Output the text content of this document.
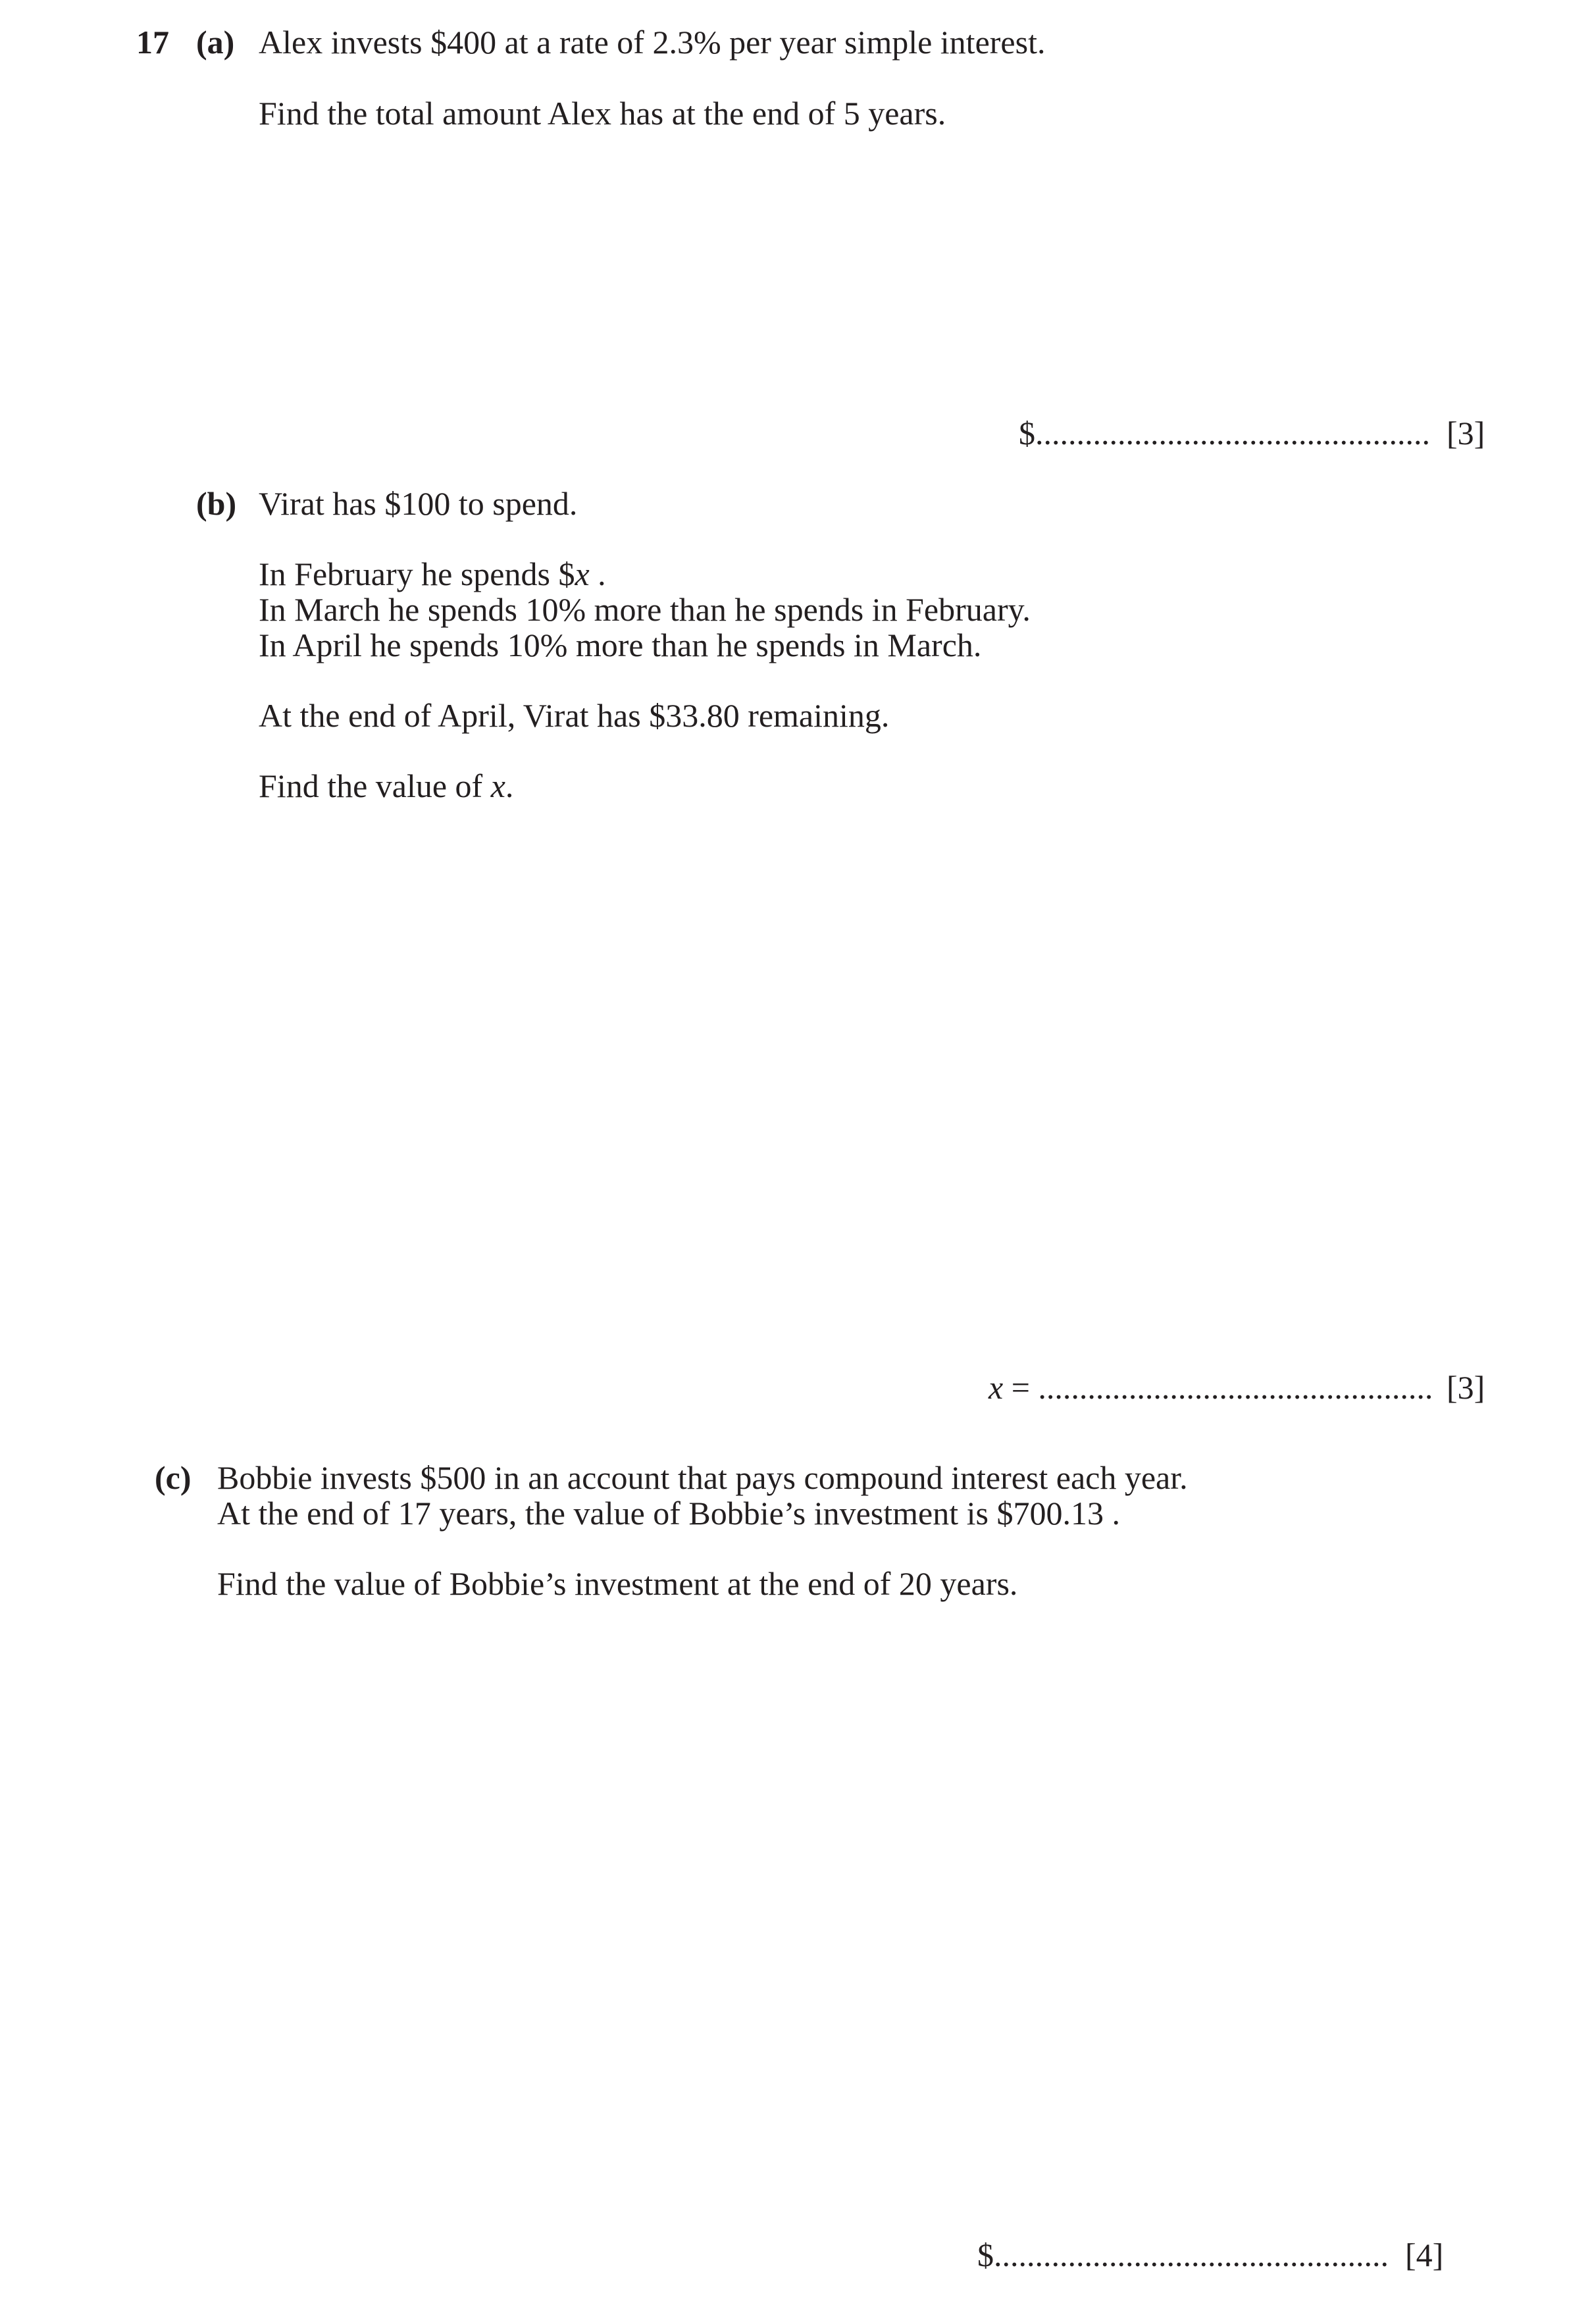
17 (a) Alex invests $400 at a rate of 2.3% per year simple interest.
Find the total amount Alex has at the end of 5 years.
$ ................................................ [3]
(b) Virat has $100 to spend.
In February he spends $x .
In March he spends 10% more than he spends in February.
In April he spends 10% more than he spends in March.
At the end of April, Virat has $33.80 remaining.
Find the value of x.
x = ................................................ [3]
(c) Bobbie invests $500 in an account that pays compound interest each year.
At the end of 17 years, the value of Bobbie’s investment is $700.13 .
Find the value of Bobbie’s investment at the end of 20 years.
$ ................................................ [4]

DIRECTION:
In the records above, find each line that holds the word "spends"; copy all such lines.

WRITTEN SOLUTION:
In February he spends $x .
In March he spends 10% more than he spends in February.
In April he spends 10% more than he spends in March.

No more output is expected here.